▼

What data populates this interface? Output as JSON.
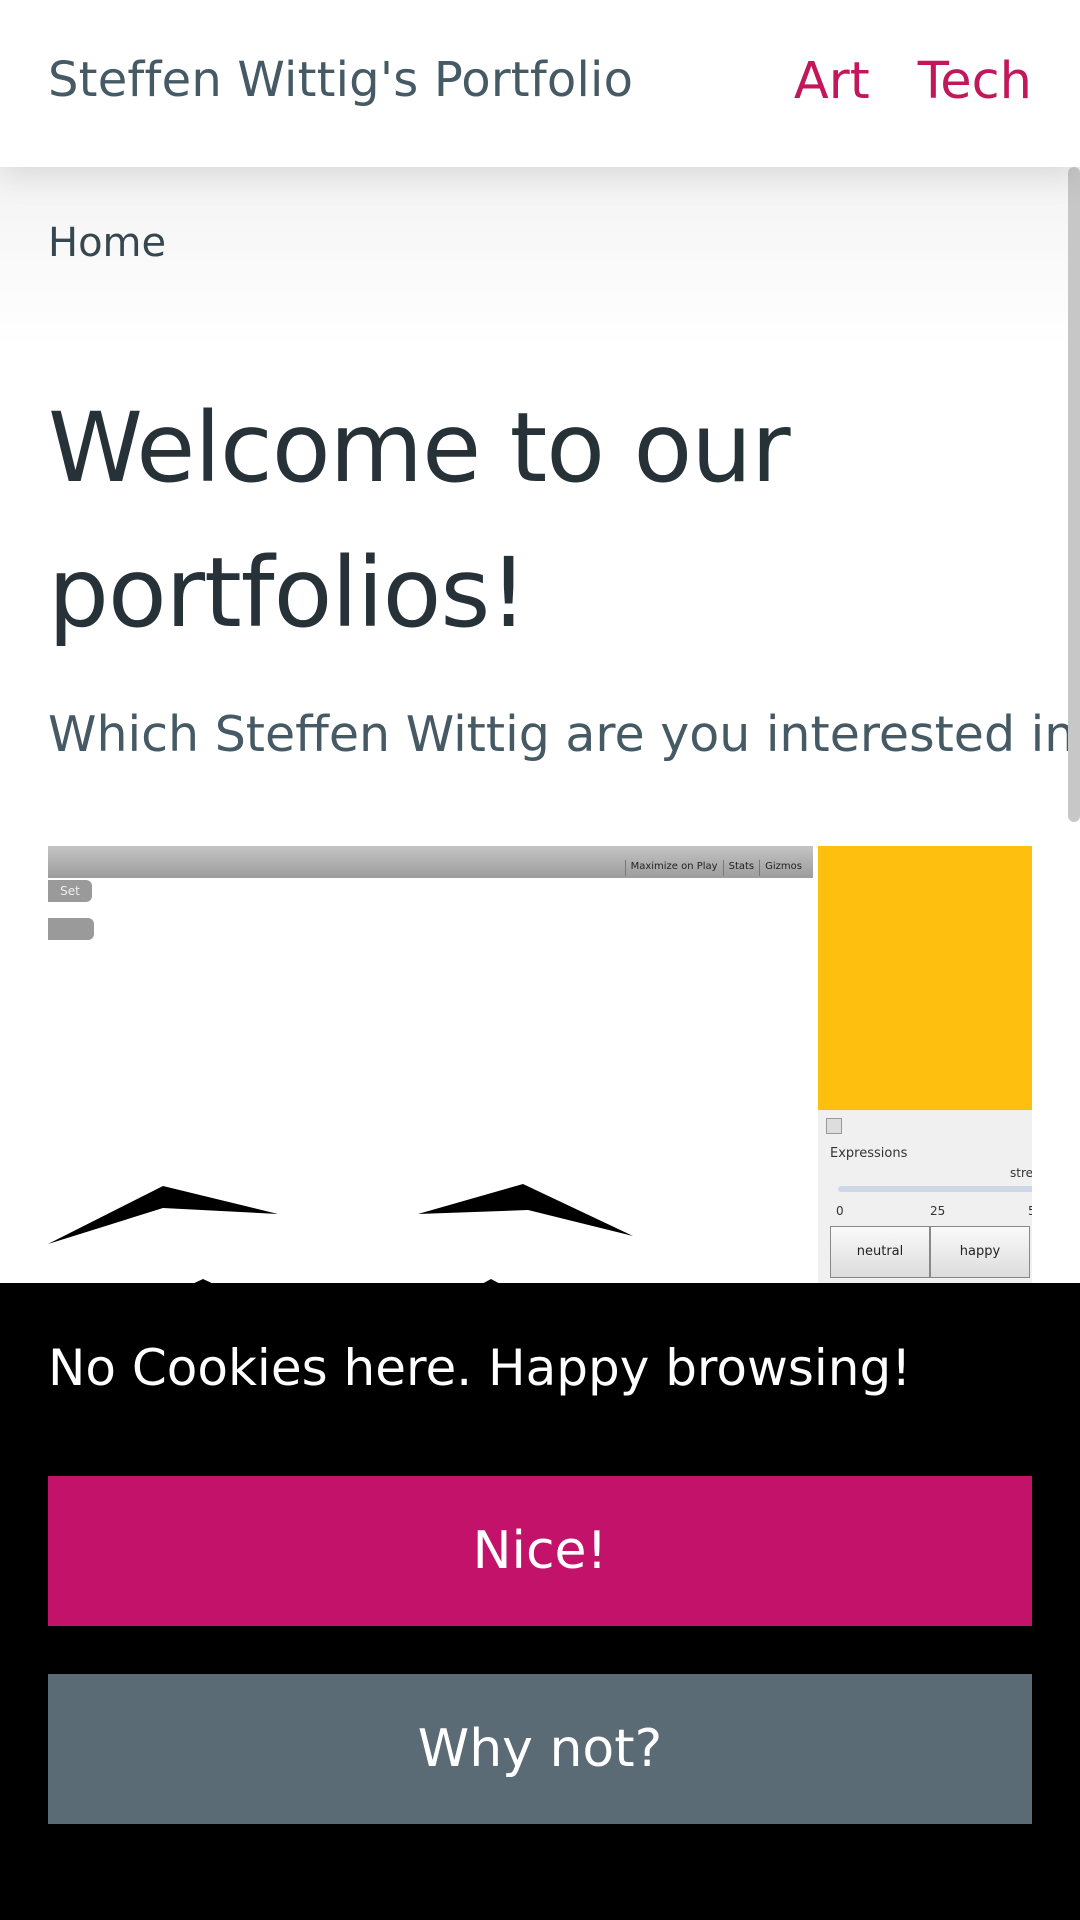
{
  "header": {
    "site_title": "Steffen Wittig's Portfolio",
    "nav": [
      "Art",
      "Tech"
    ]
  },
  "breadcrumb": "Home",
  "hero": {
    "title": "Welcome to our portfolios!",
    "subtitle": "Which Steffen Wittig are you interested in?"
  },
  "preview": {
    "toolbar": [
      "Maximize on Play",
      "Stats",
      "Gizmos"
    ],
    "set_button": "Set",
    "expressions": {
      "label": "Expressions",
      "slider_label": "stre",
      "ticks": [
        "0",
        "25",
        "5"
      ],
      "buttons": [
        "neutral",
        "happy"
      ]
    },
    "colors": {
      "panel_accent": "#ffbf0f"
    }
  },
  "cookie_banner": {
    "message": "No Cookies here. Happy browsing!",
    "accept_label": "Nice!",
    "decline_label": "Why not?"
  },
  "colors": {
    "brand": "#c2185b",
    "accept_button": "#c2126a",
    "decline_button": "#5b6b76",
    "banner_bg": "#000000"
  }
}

▲
▼

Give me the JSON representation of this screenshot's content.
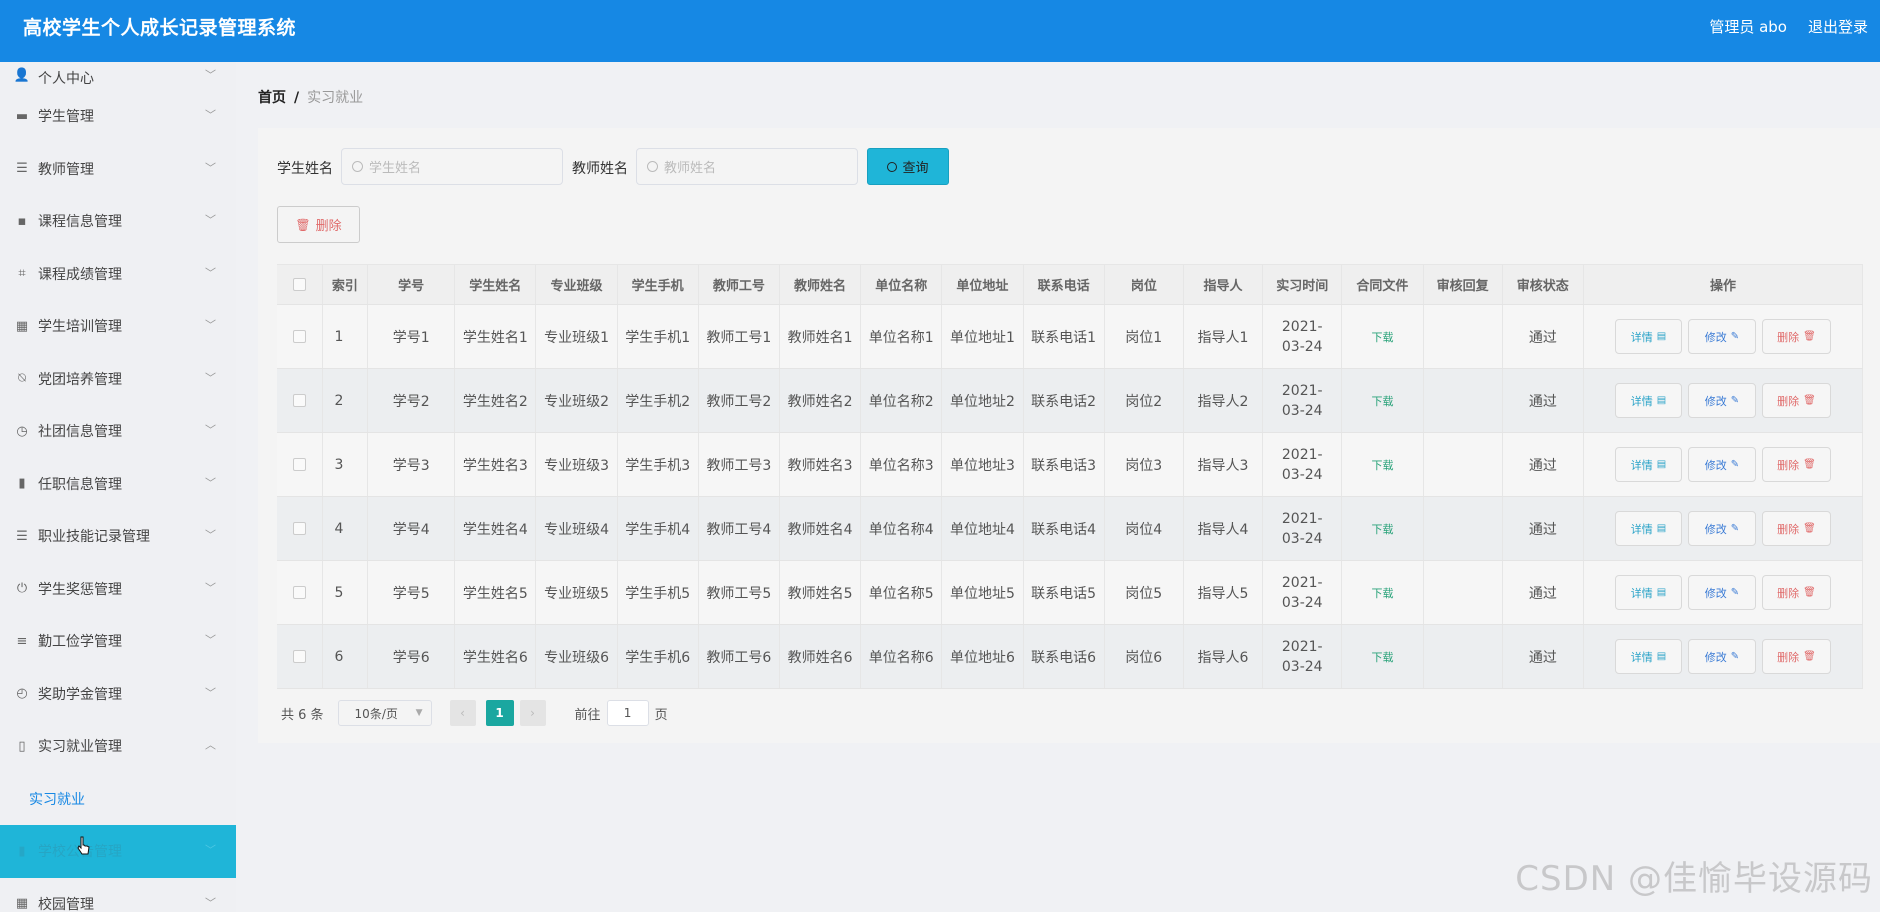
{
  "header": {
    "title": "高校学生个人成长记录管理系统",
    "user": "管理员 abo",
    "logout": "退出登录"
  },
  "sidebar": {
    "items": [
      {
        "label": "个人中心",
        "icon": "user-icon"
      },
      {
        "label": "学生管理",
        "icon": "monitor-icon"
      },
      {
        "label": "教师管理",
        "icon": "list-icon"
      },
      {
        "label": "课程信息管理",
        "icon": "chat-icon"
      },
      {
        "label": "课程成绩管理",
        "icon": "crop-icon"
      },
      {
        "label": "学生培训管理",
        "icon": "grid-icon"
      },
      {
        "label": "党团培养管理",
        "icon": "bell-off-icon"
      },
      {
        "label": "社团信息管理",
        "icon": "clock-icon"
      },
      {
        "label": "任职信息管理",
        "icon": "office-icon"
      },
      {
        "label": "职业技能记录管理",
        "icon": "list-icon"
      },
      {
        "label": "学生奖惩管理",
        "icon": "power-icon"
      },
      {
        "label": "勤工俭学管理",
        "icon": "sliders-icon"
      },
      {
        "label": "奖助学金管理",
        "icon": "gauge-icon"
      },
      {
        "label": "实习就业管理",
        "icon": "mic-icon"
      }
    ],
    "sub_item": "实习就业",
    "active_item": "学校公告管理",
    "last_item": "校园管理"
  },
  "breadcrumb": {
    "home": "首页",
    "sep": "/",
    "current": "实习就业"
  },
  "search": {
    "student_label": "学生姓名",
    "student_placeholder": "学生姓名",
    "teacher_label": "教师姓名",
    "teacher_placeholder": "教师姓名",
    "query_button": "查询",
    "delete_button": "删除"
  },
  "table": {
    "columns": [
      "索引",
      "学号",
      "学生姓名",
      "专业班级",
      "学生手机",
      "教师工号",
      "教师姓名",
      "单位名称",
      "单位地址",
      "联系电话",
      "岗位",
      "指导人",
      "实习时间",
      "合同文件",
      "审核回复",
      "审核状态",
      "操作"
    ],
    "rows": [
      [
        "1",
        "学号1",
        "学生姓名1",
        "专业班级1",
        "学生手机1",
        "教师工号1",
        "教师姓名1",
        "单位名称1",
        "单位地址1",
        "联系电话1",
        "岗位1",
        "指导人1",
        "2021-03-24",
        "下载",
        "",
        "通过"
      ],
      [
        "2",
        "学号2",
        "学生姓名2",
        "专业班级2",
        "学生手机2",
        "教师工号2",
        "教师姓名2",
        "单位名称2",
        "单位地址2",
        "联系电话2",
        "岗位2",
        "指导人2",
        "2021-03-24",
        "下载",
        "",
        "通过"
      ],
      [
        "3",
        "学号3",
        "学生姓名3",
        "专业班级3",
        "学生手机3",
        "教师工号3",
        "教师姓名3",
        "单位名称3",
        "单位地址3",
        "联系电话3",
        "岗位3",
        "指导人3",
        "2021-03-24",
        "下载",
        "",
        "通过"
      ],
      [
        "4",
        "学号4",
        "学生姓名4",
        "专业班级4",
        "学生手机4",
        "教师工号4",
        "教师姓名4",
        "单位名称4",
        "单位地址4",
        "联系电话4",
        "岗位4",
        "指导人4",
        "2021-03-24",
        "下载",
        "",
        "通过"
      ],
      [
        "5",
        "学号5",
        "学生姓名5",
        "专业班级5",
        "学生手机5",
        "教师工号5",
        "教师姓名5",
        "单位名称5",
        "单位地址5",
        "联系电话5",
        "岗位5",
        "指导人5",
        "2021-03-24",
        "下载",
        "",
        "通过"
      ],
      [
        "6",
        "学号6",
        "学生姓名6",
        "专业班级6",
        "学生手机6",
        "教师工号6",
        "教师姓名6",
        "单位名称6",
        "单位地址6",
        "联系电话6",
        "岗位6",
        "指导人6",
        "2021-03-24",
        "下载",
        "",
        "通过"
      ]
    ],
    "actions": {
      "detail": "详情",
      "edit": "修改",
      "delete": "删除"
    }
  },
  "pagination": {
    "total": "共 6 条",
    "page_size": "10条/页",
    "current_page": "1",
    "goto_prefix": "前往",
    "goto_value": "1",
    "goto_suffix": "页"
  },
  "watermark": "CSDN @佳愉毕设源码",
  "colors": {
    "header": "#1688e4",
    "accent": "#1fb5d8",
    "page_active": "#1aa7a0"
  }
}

▲

=== Task objective ===
Scan the material for lines with the word "Wittig", and copy each line you find.

=== Task result ===
    "site_title": "Steffen Wittig's Portfolio",
    "subtitle": "Which Steffen Wittig are you interested in?"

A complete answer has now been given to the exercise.